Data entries
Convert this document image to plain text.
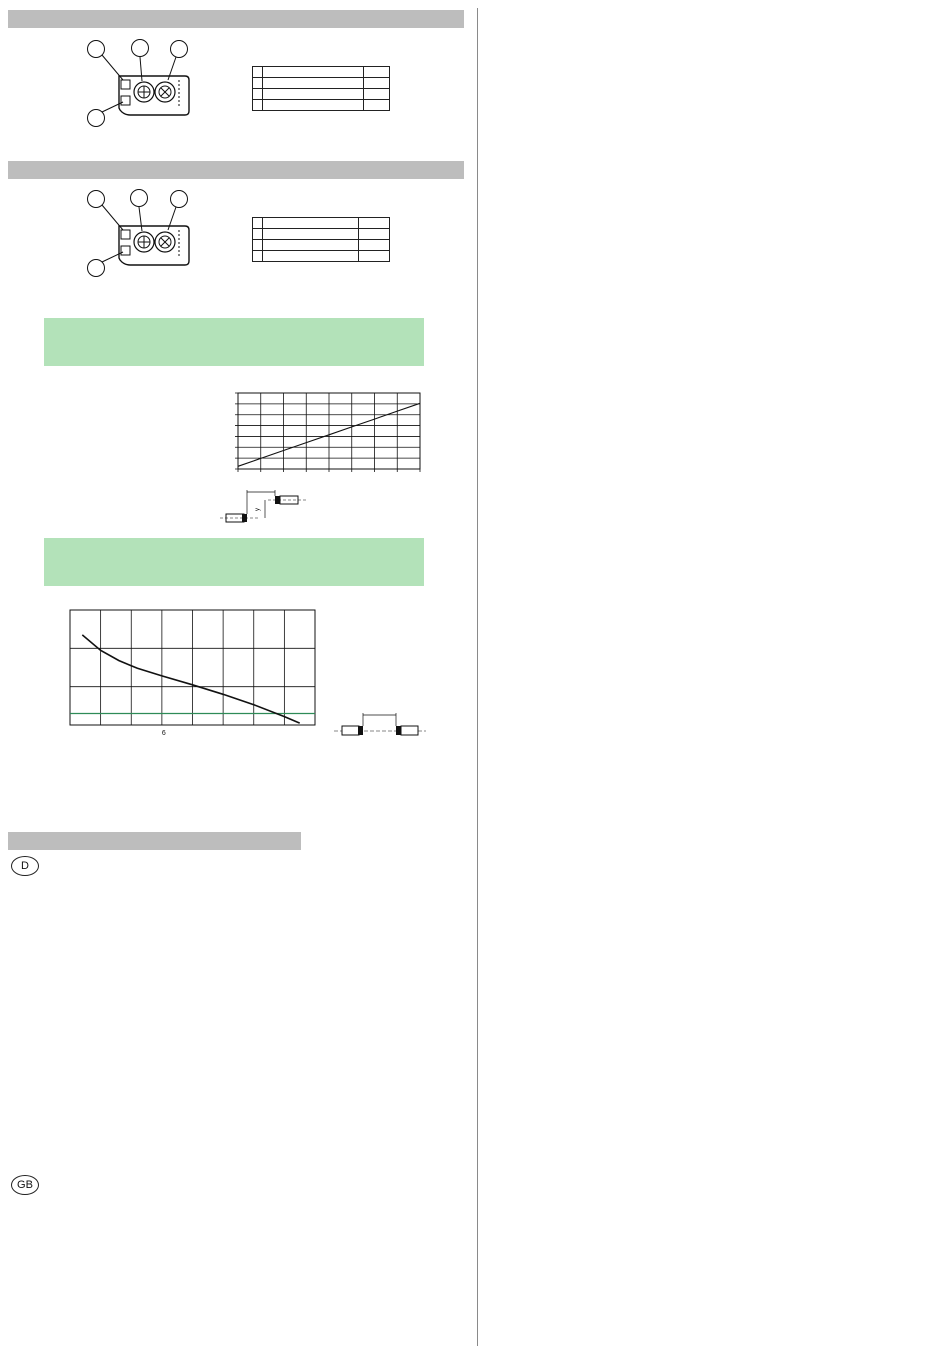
y
6
D
GB
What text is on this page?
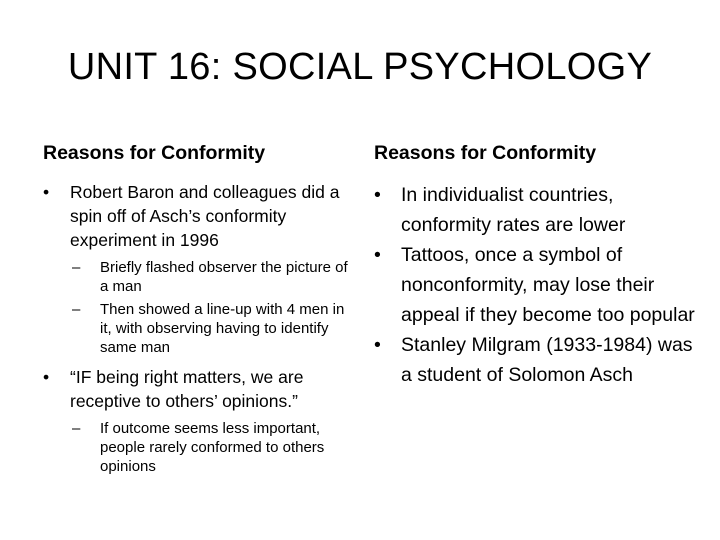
UNIT 16: SOCIAL PSYCHOLOGY
Reasons for Conformity
• Robert Baron and colleagues did a spin off of Asch’s conformity experiment in 1996
– Briefly flashed observer the picture of a man
– Then showed a line-up with 4 men in it, with observing having to identify same man
• “IF being right matters, we are receptive to others’ opinions.”
– If outcome seems less important, people rarely conformed to others opinions
Reasons for Conformity
• In individualist countries, conformity rates are lower
• Tattoos, once a symbol of nonconformity, may lose their appeal if they become too popular
• Stanley Milgram (1933-1984) was a student of Solomon Asch
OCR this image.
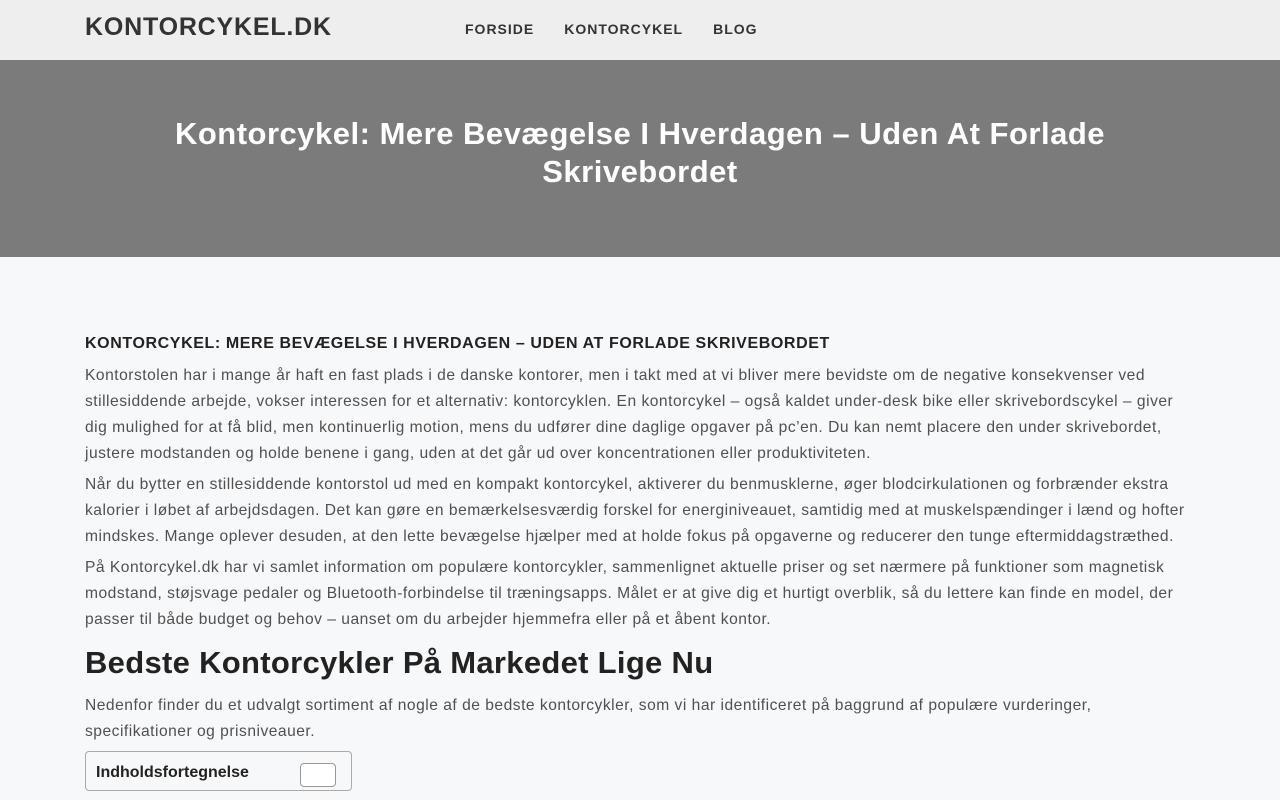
KONTORCYKEL.DK	FORSIDE KONTORCYKEL BLOG
Kontorcykel: Mere Bevægelse I Hverdagen – Uden At Forlade Skrivebordet
KONTORCYKEL: MERE BEVÆGELSE I HVERDAGEN – UDEN AT FORLADE SKRIVEBORDET

Kontorstolen har i mange år haft en fast plads i de danske kontorer, men i takt med at vi bliver mere bevidste om de negative konsekvenser ved stillesiddende arbejde, vokser interessen for et alternativ: kontorcyklen. En kontorcykel – også kaldet under-desk bike eller skrivebordscykel – giver dig mulighed for at få blid, men kontinuerlig motion, mens du udfører dine daglige opgaver på pc’en. Du kan nemt placere den under skrivebordet, justere modstanden og holde benene i gang, uden at det går ud over koncentrationen eller produktiviteten.

Når du bytter en stillesiddende kontorstol ud med en kompakt kontorcykel, aktiverer du benmusklerne, øger blodcirkulationen og forbrænder ekstra kalorier i løbet af arbejdsdagen. Det kan gøre en bemærkelsesværdig forskel for energiniveauet, samtidig med at muskelspændinger i lænd og hofter mindskes. Mange oplever desuden, at den lette bevægelse hjælper med at holde fokus på opgaverne og reducerer den tunge eftermiddagstræthed.

På Kontorcykel.dk har vi samlet information om populære kontorcykler, sammenlignet aktuelle priser og set nærmere på funktioner som magnetisk modstand, støjsvage pedaler og Bluetooth-forbindelse til træningsapps. Målet er at give dig et hurtigt overblik, så du lettere kan finde en model, der passer til både budget og behov – uanset om du arbejder hjemmefra eller på et åbent kontor.

Bedste Kontorcykler På Markedet Lige Nu

Nedenfor finder du et udvalgt sortiment af nogle af de bedste kontorcykler, som vi har identificeret på baggrund af populære vurderinger, specifikationer og prisniveauer.

Indholdsfortegnelse
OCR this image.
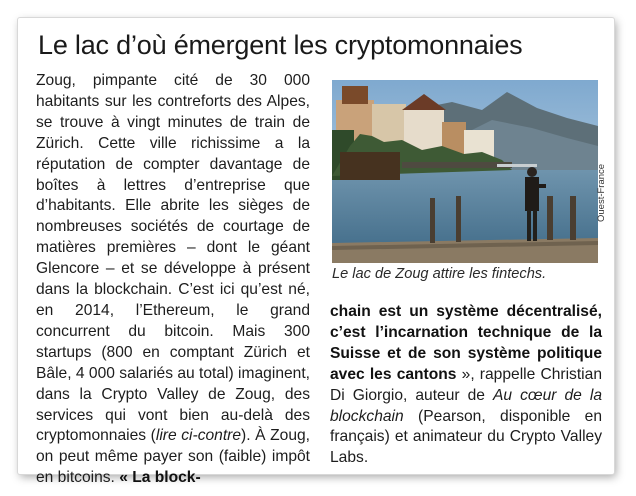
Le lac d’où émergent les cryptomonnaies
Zoug, pimpante cité de 30 000 habitants sur les contreforts des Alpes, se trouve à vingt minutes de train de Zürich. Cette ville richissime a la réputation de compter davantage de boîtes à lettres d’entreprise que d’habitants. Elle abrite les sièges de nombreuses sociétés de courtage de matières premières – dont le géant Glencore – et se développe à présent dans la blockchain. C’est ici qu’est né, en 2014, l’Ethereum, le grand concurrent du bitcoin. Mais 300 startups (800 en comptant Zürich et Bâle, 4 000 salariés au total) imaginent, dans la Crypto Valley de Zoug, des services qui vont bien au-delà des cryptomonnaies (lire ci-contre). À Zoug, on peut même payer son (faible) impôt en bitcoins. « La block-
Ouest-France
Le lac de Zoug attire les fintechs.
chain est un système décentralisé, c’est l’incarnation technique de la Suisse et de son système politique avec les cantons », rappelle Christian Di Giorgio, auteur de Au cœur de la blockchain (Pearson, disponible en français) et animateur du Crypto Valley Labs.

Exercise objective :: Count every line above that holds the word "text", and state the number and nothing more.

Full answer :: 2